▶ **To be done**: Check each line of the records below and collect those that include the word "icon".

▶ **Record extracts**:
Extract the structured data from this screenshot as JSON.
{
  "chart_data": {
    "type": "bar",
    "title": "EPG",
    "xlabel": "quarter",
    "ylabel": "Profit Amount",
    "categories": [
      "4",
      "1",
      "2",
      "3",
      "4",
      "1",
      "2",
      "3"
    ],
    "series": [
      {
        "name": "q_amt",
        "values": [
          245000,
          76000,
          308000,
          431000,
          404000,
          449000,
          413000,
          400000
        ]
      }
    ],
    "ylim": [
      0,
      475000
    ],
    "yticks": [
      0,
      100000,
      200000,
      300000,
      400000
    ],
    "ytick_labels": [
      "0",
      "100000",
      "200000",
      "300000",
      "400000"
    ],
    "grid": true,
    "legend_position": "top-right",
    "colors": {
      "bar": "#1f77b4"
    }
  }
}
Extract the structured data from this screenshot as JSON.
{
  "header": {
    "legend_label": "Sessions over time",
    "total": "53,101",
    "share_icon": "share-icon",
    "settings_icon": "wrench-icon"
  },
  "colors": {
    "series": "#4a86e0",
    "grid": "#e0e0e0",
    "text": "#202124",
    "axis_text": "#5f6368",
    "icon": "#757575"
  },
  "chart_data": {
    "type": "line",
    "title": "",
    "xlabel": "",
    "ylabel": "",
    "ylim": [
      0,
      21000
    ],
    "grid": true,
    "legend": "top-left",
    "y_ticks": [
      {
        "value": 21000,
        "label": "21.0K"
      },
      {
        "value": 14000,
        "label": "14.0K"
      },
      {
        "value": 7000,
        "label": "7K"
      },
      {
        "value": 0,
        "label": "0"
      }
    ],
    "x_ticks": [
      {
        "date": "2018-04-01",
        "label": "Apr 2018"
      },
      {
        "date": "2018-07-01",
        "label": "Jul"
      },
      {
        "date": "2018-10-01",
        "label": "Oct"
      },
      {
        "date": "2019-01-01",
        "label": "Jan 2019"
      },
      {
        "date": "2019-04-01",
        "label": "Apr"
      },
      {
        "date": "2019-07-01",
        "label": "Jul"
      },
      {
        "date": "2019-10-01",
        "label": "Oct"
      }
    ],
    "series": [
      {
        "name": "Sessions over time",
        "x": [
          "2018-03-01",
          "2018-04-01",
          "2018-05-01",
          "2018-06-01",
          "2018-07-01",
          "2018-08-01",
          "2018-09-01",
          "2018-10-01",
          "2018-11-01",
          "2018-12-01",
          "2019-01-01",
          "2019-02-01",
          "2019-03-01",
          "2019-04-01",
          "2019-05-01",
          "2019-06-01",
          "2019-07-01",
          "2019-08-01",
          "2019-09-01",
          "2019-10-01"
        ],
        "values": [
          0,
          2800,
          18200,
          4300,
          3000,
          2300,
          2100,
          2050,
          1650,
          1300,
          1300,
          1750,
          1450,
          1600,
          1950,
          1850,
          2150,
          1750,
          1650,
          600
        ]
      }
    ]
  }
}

▶ **The response**:
    "share_icon": "share-icon",
    "settings_icon": "wrench-icon"
    "icon": "#757575"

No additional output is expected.